- **TASK**
From the material below, list every line containing "judetul".
— START EXERCISE INPUT —
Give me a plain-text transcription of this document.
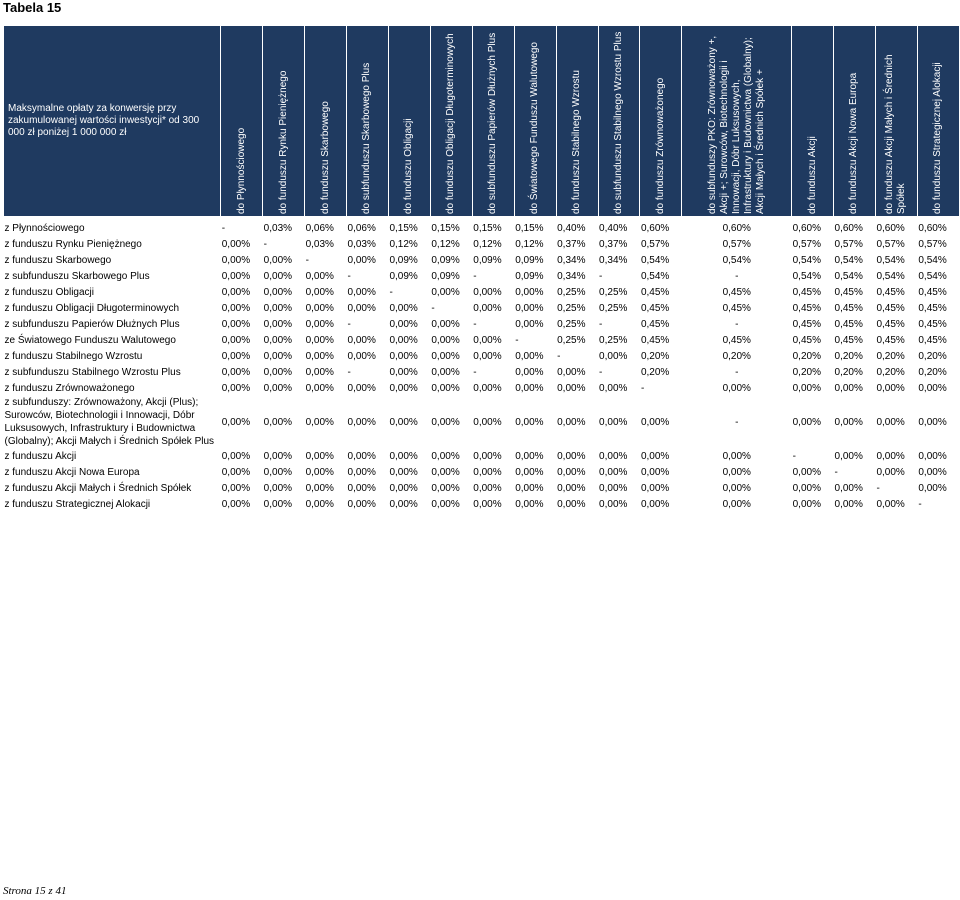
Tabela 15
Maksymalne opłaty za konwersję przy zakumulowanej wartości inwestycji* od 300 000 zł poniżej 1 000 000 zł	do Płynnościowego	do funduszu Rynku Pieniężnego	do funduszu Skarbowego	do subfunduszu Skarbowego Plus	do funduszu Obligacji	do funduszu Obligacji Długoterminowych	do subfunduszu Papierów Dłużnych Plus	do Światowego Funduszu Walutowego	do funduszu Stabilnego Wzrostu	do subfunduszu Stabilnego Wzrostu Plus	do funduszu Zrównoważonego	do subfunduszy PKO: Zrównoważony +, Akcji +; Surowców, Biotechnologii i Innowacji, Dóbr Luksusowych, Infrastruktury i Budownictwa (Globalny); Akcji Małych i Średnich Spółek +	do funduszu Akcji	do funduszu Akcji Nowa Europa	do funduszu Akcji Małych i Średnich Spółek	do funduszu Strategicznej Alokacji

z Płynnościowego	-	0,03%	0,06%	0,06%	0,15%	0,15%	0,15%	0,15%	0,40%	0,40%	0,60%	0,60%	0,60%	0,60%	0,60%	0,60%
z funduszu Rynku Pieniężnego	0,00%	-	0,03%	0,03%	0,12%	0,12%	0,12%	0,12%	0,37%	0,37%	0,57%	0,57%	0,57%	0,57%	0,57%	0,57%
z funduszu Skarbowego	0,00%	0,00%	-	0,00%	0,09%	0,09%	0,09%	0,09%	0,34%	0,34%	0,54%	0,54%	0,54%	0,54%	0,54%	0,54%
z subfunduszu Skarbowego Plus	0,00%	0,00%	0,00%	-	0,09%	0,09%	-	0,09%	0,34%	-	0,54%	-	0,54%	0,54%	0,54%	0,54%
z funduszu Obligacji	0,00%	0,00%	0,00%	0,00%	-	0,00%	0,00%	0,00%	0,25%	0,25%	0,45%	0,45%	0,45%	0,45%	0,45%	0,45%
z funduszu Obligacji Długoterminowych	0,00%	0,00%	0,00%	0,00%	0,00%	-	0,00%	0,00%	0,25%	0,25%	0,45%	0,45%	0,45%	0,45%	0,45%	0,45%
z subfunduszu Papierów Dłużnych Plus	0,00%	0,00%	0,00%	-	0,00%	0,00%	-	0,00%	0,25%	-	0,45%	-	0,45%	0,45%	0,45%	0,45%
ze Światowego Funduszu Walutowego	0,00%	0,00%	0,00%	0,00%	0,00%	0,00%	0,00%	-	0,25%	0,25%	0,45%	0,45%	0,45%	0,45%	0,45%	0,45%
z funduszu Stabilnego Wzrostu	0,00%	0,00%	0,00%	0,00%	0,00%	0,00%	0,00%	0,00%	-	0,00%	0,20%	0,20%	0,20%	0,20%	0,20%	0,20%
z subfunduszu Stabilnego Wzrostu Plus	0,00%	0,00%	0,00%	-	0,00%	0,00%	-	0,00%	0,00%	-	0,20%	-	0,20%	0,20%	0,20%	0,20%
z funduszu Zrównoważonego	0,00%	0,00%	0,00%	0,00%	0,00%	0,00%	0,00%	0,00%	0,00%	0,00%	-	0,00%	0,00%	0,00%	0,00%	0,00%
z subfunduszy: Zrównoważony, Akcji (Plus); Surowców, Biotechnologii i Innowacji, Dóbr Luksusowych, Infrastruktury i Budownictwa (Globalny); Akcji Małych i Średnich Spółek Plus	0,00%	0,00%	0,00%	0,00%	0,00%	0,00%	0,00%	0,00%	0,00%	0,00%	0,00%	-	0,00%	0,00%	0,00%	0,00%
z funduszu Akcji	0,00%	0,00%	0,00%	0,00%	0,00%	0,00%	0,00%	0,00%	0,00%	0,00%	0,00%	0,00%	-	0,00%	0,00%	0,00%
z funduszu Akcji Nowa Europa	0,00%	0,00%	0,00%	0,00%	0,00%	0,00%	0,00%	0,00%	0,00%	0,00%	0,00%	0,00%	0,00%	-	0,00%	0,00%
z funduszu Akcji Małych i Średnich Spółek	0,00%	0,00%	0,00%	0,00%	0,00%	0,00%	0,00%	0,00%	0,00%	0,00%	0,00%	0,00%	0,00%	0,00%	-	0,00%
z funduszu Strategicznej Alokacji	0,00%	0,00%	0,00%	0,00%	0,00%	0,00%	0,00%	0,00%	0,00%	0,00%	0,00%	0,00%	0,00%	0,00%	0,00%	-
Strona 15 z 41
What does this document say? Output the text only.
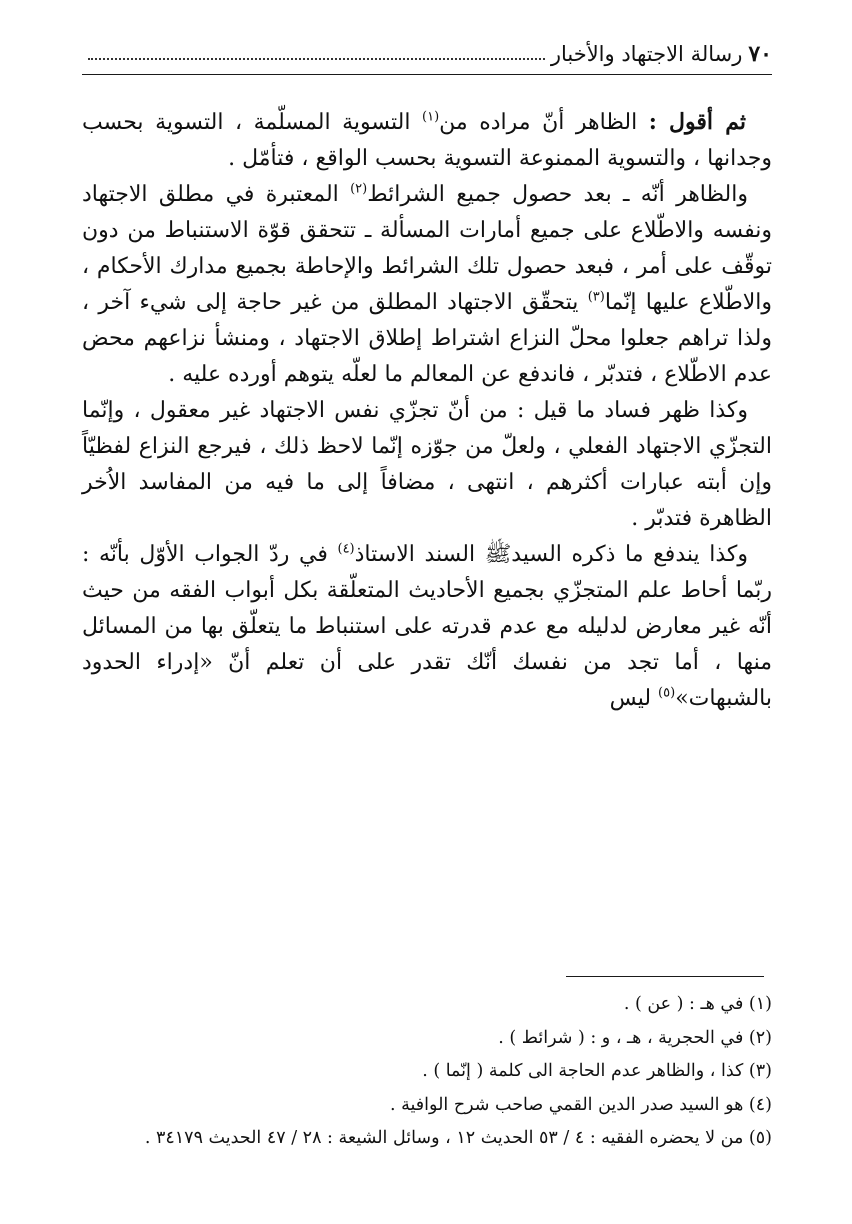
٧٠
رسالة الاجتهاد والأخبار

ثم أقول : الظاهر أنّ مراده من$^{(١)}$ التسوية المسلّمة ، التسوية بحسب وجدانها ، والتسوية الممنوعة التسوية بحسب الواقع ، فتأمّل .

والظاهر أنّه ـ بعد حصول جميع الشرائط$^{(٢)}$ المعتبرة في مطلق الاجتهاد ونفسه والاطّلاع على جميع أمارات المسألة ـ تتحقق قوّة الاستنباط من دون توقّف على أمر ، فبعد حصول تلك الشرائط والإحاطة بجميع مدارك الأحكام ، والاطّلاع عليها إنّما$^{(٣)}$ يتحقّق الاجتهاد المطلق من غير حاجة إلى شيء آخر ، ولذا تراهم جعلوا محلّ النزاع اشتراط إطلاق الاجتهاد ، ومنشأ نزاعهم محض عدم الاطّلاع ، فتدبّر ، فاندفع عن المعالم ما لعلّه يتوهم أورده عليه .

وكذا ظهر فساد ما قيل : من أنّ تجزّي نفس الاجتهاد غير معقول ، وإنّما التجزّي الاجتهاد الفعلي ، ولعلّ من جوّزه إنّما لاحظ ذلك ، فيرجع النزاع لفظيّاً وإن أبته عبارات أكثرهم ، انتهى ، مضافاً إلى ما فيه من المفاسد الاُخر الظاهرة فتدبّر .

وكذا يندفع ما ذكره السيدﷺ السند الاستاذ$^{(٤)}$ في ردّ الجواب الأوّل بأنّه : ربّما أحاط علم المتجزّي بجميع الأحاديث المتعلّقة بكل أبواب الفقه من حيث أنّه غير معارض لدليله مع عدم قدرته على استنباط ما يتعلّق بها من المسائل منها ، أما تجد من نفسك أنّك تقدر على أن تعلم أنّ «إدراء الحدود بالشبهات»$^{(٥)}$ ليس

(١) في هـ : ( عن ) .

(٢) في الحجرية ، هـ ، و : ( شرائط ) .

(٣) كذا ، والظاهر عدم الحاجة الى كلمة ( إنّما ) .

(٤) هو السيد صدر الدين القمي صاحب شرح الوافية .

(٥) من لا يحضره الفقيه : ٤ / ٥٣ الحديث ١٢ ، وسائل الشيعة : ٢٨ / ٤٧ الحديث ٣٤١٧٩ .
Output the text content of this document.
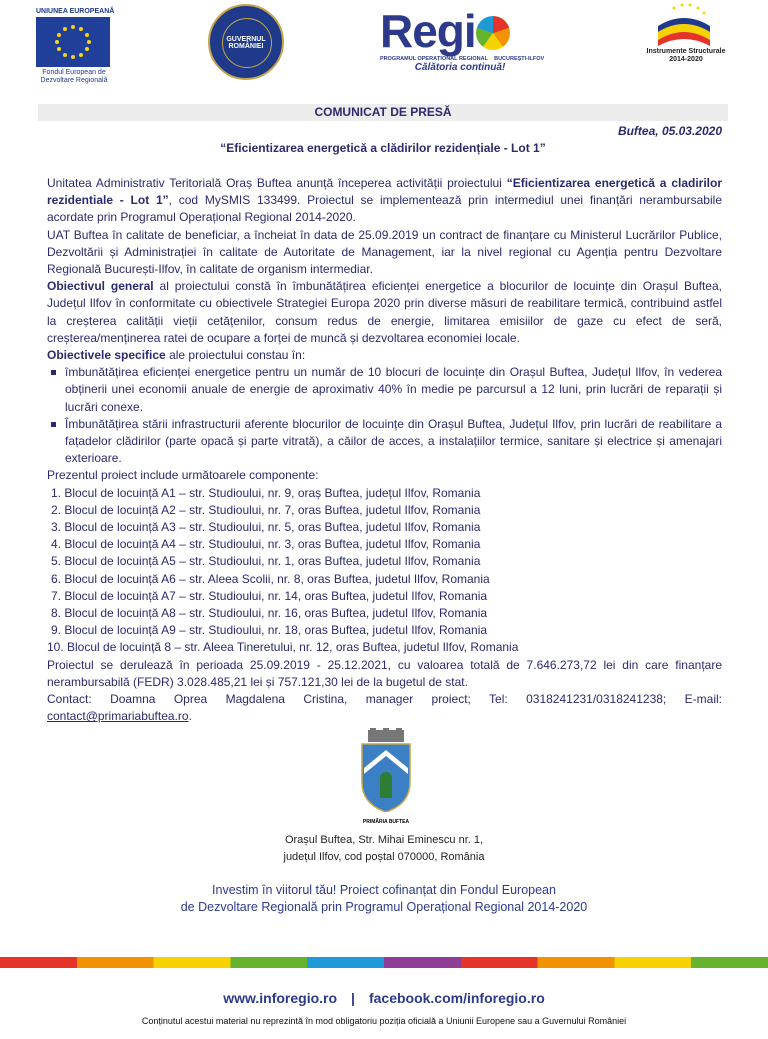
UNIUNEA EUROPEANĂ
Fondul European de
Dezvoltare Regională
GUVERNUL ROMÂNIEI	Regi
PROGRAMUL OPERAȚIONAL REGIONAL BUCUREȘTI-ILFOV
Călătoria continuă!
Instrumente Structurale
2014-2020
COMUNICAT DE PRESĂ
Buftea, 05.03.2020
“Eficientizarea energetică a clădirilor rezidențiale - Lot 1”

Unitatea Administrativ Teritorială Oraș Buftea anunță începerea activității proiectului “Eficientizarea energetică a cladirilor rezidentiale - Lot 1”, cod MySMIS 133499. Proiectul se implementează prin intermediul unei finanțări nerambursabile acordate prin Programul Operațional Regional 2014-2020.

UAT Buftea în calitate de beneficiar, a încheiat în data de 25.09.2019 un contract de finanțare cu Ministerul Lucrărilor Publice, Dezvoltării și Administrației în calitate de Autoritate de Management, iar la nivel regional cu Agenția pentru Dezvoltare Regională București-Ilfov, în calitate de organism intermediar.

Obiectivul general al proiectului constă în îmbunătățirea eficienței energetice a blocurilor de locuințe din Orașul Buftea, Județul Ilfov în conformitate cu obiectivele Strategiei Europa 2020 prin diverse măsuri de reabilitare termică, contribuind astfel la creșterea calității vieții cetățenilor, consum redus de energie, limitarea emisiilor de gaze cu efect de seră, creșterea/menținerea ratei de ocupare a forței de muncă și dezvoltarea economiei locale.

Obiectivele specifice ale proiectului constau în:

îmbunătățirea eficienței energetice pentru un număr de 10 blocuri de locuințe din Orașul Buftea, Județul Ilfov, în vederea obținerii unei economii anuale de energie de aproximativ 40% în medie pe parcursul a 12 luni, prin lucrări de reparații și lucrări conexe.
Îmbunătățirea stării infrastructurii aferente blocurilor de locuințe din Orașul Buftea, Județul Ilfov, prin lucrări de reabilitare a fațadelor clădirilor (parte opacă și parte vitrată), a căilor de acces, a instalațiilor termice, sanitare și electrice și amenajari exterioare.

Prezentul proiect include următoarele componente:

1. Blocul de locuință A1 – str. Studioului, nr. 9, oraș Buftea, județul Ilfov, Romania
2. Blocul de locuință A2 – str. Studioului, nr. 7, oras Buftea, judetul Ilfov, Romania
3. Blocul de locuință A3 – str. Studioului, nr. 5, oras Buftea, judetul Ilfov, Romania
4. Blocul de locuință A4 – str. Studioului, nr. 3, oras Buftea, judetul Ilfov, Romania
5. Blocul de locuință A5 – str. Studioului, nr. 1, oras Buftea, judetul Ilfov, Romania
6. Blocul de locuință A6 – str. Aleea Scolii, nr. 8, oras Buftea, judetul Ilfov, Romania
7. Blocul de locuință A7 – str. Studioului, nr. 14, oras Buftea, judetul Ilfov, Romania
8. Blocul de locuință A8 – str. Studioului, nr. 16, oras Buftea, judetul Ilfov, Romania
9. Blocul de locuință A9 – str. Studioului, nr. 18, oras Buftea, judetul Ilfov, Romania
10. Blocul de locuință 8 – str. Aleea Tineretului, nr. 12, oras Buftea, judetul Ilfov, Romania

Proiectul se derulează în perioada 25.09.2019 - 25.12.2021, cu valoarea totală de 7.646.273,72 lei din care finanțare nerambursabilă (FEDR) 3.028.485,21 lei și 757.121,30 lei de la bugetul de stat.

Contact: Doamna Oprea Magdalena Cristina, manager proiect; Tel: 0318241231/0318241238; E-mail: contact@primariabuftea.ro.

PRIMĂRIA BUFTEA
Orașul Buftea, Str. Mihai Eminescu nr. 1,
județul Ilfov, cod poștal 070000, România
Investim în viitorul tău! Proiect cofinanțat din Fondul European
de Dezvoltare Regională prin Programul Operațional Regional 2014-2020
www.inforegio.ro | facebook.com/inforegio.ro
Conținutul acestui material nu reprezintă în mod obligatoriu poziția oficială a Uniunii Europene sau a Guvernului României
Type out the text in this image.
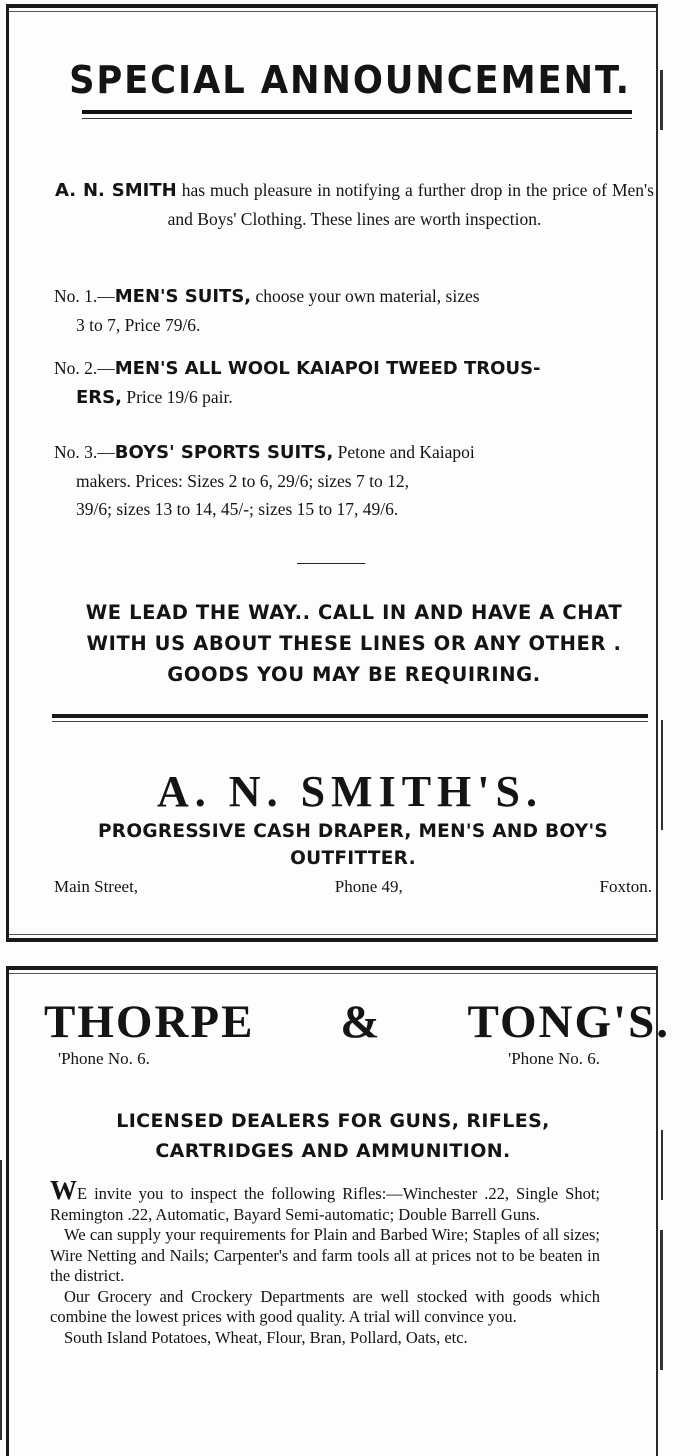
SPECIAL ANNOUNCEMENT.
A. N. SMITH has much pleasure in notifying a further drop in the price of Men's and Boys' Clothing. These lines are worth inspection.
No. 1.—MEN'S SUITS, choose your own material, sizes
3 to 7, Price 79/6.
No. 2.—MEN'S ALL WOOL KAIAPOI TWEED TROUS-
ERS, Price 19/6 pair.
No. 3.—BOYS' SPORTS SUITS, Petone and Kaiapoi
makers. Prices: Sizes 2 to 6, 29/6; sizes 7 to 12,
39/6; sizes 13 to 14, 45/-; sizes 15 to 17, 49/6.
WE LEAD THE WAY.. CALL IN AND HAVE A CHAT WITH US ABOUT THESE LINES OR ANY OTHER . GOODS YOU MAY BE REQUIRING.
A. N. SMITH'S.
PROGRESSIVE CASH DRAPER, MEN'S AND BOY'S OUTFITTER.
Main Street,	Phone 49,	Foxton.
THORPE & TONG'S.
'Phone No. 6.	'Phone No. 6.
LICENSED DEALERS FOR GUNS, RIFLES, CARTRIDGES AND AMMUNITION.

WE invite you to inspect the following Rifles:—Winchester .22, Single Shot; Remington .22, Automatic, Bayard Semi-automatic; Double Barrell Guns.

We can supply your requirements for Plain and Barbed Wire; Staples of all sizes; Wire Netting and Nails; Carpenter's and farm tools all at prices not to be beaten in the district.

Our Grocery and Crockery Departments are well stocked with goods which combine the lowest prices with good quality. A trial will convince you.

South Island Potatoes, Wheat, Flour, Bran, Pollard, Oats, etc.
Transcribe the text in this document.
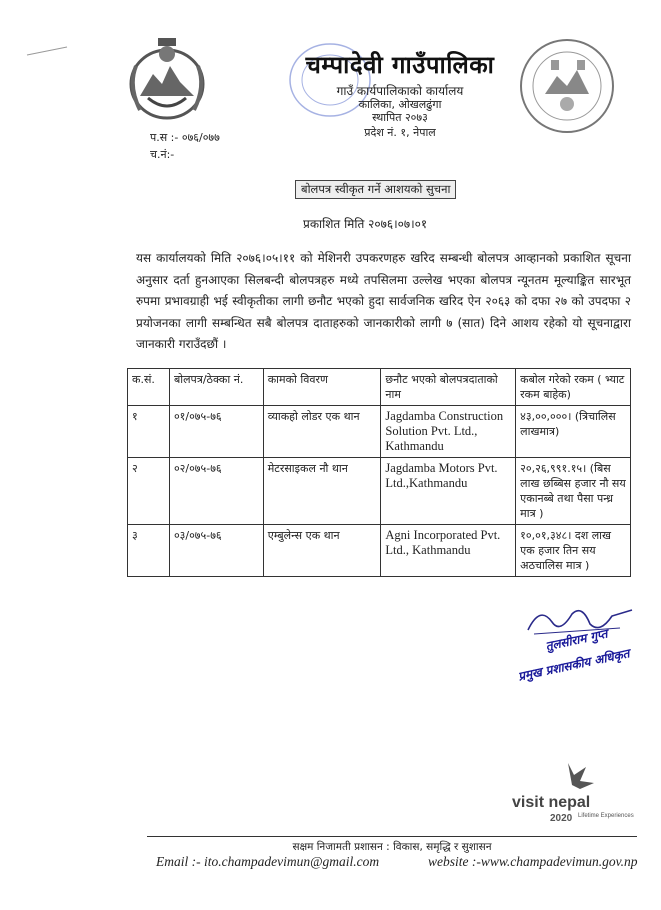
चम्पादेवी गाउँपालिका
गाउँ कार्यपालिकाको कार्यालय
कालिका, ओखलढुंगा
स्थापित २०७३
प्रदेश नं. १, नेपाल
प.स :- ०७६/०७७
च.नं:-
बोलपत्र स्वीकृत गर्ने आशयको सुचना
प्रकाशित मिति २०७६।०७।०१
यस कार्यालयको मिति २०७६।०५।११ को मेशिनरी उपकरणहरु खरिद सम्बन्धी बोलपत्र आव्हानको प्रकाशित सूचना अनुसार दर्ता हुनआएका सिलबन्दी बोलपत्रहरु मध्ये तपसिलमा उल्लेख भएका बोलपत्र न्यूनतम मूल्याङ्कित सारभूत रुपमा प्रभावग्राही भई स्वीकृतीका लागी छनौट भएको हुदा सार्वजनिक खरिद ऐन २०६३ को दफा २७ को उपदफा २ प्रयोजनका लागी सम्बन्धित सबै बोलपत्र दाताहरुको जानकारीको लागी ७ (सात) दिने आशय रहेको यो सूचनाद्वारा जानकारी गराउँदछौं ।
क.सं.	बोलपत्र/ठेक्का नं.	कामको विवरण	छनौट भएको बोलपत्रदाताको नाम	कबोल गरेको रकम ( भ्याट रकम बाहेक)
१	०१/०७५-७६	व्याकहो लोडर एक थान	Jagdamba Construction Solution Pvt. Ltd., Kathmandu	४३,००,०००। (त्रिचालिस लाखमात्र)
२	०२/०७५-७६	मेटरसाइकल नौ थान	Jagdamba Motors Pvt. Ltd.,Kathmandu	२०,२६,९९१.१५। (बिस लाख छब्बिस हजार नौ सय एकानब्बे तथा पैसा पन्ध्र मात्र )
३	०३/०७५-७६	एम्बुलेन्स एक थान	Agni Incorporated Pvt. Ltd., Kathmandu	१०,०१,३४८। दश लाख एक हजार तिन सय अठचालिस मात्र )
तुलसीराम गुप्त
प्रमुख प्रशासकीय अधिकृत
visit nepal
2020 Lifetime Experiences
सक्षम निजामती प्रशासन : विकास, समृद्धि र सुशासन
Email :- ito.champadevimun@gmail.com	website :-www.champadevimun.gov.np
— END EXERCISE INPUT —
- **EXPECTED ANSWER**
2. Blocul de locuință A2 – str. Studioului, nr. 7, oras Buftea, judetul Ilfov, Romania
3. Blocul de locuință A3 – str. Studioului, nr. 5, oras Buftea, judetul Ilfov, Romania
4. Blocul de locuință A4 – str. Studioului, nr. 3, oras Buftea, judetul Ilfov, Romania
5. Blocul de locuință A5 – str. Studioului, nr. 1, oras Buftea, judetul Ilfov, Romania
6. Blocul de locuință A6 – str. Aleea Scolii, nr. 8, oras Buftea, judetul Ilfov, Romania
7. Blocul de locuință A7 – str. Studioului, nr. 14, oras Buftea, judetul Ilfov, Romania
8. Blocul de locuință A8 – str. Studioului, nr. 16, oras Buftea, judetul Ilfov, Romania
9. Blocul de locuință A9 – str. Studioului, nr. 18, oras Buftea, judetul Ilfov, Romania
10. Blocul de locuință 8 – str. Aleea Tineretului, nr. 12, oras Buftea, judetul Ilfov, Romania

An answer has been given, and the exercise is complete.